> **YOUR TASK**: Write the entries below out again exactly; any picture in them stays out.

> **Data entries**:
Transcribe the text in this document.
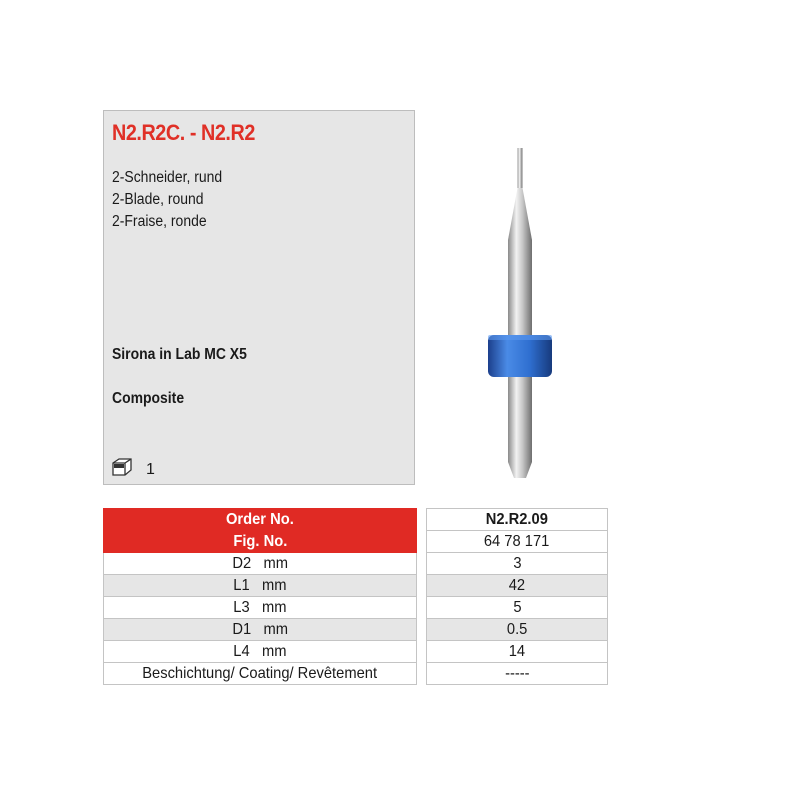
N2.R2C. - N2.R2
2-Schneider, rund
2-Blade, round
2-Fraise, ronde
Sirona in Lab MC X5
Composite
1
Order No.		N2.R2.09
Fig. No.		64 78 171
D2   mm		3
L1   mm		42
L3   mm		5
D1   mm		0.5
L4   mm		14
Beschichtung/ Coating/ Revêtement		-----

> **RESPONSE**:
Transcribe the text in this document.
N2.R2C. - N2.R2
2-Schneider, rund
2-Blade, round
2-Fraise, ronde
Sirona in Lab MC X5
Composite
1
Order No.		N2.R2.09
Fig. No.		64 78 171
D2   mm		3
L1   mm		42
L3   mm		5
D1   mm		0.5
L4   mm		14
Beschichtung/ Coating/ Revêtement		-----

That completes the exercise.